* **WORK INSTRUCTIONS**:
Quote all lines below exactly. Images stay out.

★ ★ ★ ★ ★ ★ ★

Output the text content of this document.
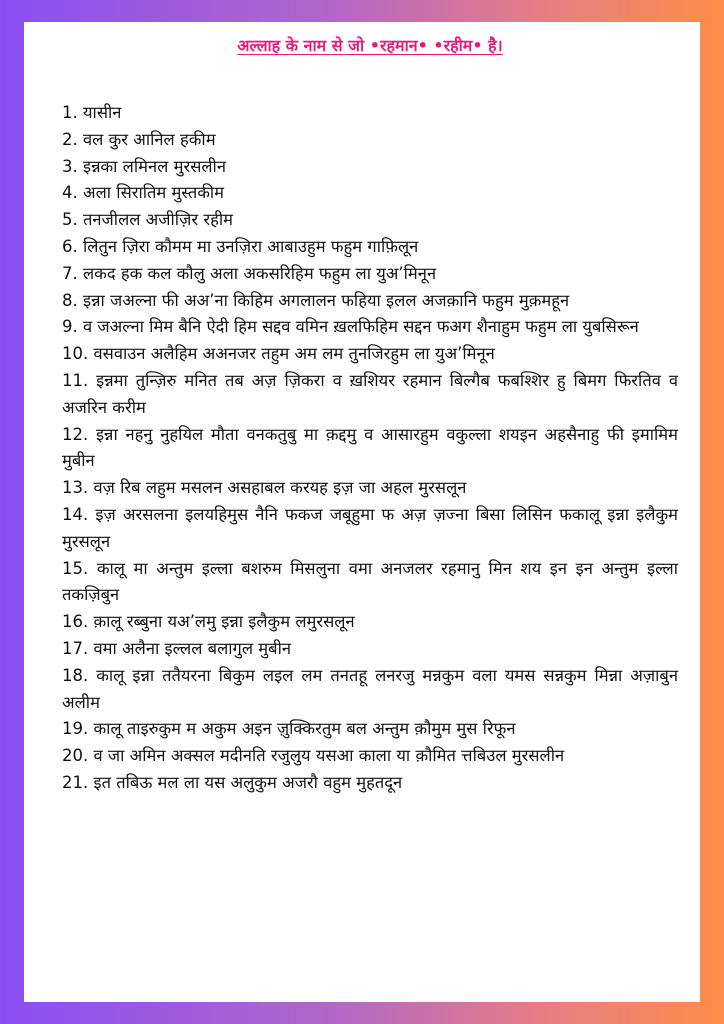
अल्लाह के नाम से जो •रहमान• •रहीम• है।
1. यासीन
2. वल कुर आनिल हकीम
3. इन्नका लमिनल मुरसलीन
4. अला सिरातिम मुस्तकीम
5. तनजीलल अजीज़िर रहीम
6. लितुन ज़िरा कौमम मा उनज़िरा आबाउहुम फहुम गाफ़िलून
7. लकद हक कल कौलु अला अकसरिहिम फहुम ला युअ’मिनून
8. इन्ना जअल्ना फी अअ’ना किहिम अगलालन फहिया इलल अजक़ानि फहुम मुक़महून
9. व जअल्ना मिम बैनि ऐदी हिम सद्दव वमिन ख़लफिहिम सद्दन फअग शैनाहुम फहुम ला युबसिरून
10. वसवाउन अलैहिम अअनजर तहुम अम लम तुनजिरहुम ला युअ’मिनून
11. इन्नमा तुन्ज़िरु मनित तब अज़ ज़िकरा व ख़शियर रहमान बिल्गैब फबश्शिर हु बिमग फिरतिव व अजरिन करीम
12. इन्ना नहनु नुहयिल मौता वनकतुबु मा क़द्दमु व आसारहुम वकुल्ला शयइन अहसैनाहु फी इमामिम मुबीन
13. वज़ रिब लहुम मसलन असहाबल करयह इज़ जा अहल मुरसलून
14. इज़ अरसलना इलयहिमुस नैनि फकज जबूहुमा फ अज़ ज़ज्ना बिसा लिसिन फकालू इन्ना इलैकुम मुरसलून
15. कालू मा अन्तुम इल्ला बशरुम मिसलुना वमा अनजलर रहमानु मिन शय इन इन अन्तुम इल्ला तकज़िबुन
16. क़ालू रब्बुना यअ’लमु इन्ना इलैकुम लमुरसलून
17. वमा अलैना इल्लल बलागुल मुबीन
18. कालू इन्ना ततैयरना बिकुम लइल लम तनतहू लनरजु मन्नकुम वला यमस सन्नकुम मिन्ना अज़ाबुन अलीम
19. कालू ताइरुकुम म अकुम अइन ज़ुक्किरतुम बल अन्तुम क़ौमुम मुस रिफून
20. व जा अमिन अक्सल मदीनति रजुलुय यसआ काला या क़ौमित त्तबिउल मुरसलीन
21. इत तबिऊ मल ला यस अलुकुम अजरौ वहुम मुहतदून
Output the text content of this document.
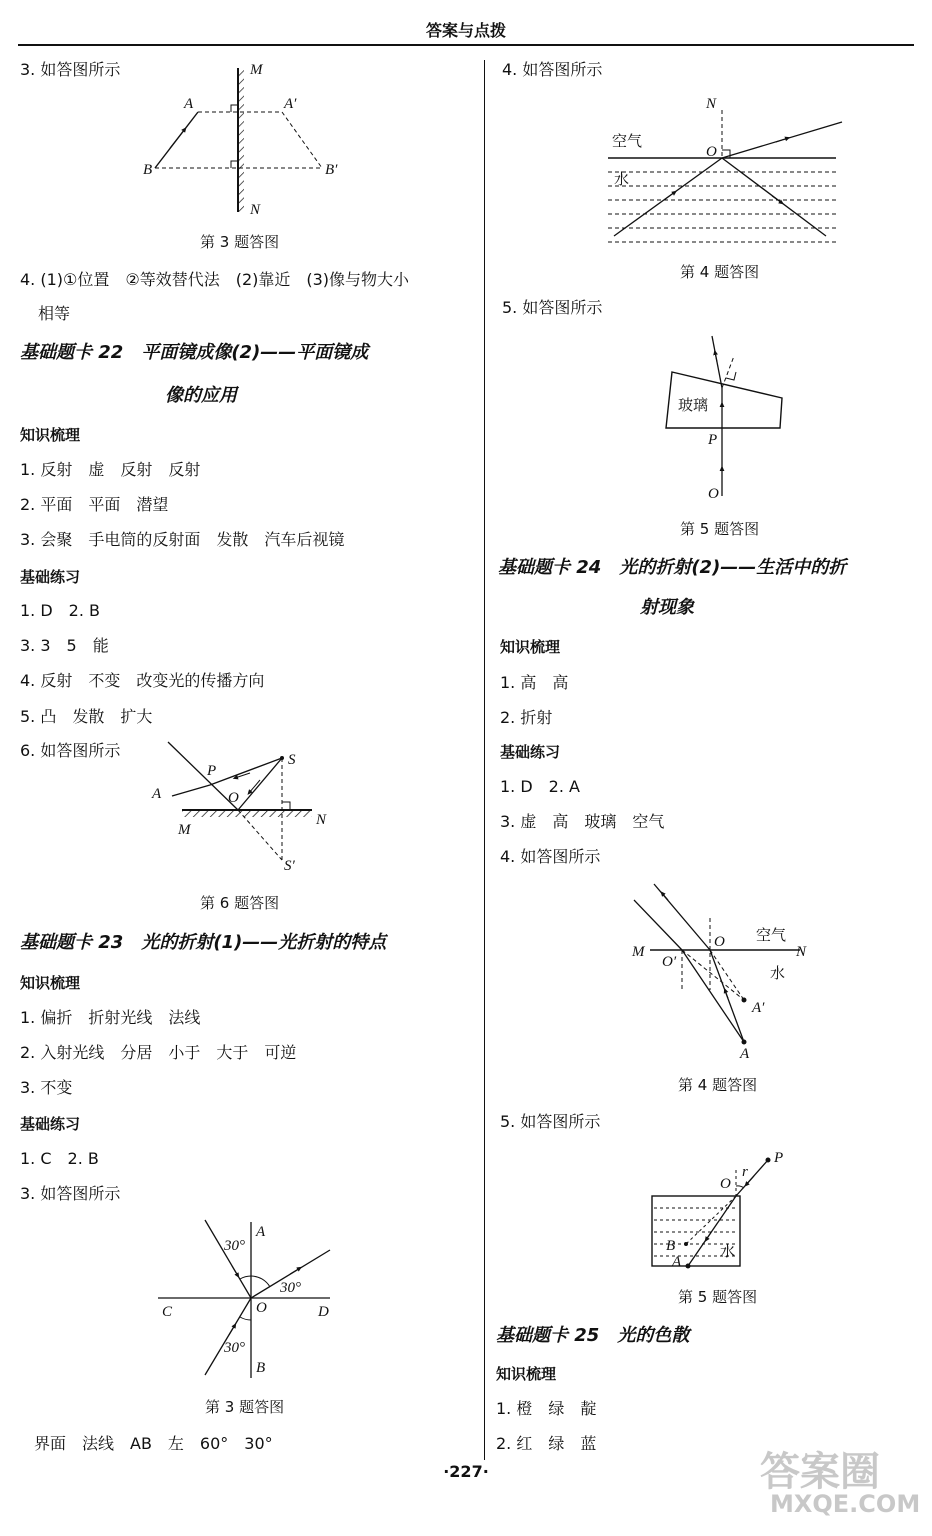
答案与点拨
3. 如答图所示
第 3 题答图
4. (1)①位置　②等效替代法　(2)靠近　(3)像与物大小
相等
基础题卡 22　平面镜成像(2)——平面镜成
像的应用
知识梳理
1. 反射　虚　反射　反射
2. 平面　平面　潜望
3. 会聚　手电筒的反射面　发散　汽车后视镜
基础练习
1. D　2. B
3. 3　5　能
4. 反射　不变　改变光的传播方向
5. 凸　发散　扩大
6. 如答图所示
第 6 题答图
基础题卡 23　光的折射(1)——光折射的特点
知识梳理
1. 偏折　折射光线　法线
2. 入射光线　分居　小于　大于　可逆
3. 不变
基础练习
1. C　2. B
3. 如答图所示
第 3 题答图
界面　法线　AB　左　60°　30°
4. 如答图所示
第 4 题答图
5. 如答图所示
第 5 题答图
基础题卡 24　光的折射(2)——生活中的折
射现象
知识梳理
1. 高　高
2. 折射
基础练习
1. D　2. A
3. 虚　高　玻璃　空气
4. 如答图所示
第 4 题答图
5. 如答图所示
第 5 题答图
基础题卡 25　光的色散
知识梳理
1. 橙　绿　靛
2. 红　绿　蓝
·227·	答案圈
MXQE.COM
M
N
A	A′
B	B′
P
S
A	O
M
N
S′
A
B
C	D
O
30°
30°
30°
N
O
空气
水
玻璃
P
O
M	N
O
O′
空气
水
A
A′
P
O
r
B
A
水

★ ★ ★ ★ ★ ★ ★

* **REPLY TO THE TASK**:
Output the text content of this document.
अल्लाह के नाम से जो •रहमान• •रहीम• है।
1. यासीन
2. वल कुर आनिल हकीम
3. इन्नका लमिनल मुरसलीन
4. अला सिरातिम मुस्तकीम
5. तनजीलल अजीज़िर रहीम
6. लितुन ज़िरा कौमम मा उनज़िरा आबाउहुम फहुम गाफ़िलून
7. लकद हक कल कौलु अला अकसरिहिम फहुम ला युअ’मिनून
8. इन्ना जअल्ना फी अअ’ना किहिम अगलालन फहिया इलल अजक़ानि फहुम मुक़महून
9. व जअल्ना मिम बैनि ऐदी हिम सद्दव वमिन ख़लफिहिम सद्दन फअग शैनाहुम फहुम ला युबसिरून
10. वसवाउन अलैहिम अअनजर तहुम अम लम तुनजिरहुम ला युअ’मिनून
11. इन्नमा तुन्ज़िरु मनित तब अज़ ज़िकरा व ख़शियर रहमान बिल्गैब फबश्शिर हु बिमग फिरतिव व अजरिन करीम
12. इन्ना नहनु नुहयिल मौता वनकतुबु मा क़द्दमु व आसारहुम वकुल्ला शयइन अहसैनाहु फी इमामिम मुबीन
13. वज़ रिब लहुम मसलन असहाबल करयह इज़ जा अहल मुरसलून
14. इज़ अरसलना इलयहिमुस नैनि फकज जबूहुमा फ अज़ ज़ज्ना बिसा लिसिन फकालू इन्ना इलैकुम मुरसलून
15. कालू मा अन्तुम इल्ला बशरुम मिसलुना वमा अनजलर रहमानु मिन शय इन इन अन्तुम इल्ला तकज़िबुन
16. क़ालू रब्बुना यअ’लमु इन्ना इलैकुम लमुरसलून
17. वमा अलैना इल्लल बलागुल मुबीन
18. कालू इन्ना ततैयरना बिकुम लइल लम तनतहू लनरजु मन्नकुम वला यमस सन्नकुम मिन्ना अज़ाबुन अलीम
19. कालू ताइरुकुम म अकुम अइन ज़ुक्किरतुम बल अन्तुम क़ौमुम मुस रिफून
20. व जा अमिन अक्सल मदीनति रजुलुय यसआ काला या क़ौमित त्तबिउल मुरसलीन
21. इत तबिऊ मल ला यस अलुकुम अजरौ वहुम मुहतदून
Output the text content of this document.
答案与点拨
3. 如答图所示
第 3 题答图
4. (1)①位置　②等效替代法　(2)靠近　(3)像与物大小
相等
基础题卡 22　平面镜成像(2)——平面镜成
像的应用
知识梳理
1. 反射　虚　反射　反射
2. 平面　平面　潜望
3. 会聚　手电筒的反射面　发散　汽车后视镜
基础练习
1. D　2. B
3. 3　5　能
4. 反射　不变　改变光的传播方向
5. 凸　发散　扩大
6. 如答图所示
第 6 题答图
基础题卡 23　光的折射(1)——光折射的特点
知识梳理
1. 偏折　折射光线　法线
2. 入射光线　分居　小于　大于　可逆
3. 不变
基础练习
1. C　2. B
3. 如答图所示
第 3 题答图
界面　法线　AB　左　60°　30°
4. 如答图所示
第 4 题答图
5. 如答图所示
第 5 题答图
基础题卡 24　光的折射(2)——生活中的折
射现象
知识梳理
1. 高　高
2. 折射
基础练习
1. D　2. A
3. 虚　高　玻璃　空气
4. 如答图所示
第 4 题答图
5. 如答图所示
第 5 题答图
基础题卡 25　光的色散
知识梳理
1. 橙　绿　靛
2. 红　绿　蓝
·227·	答案圈
MXQE.COM
M
N
A	A′
B	B′
P
S
A	O
M
N
S′
A
B
C	D
O
30°
30°
30°
N
O
空气
水
玻璃
P
O
M	N
O
O′
空气
水
A
A′
P
O
r
B
A
水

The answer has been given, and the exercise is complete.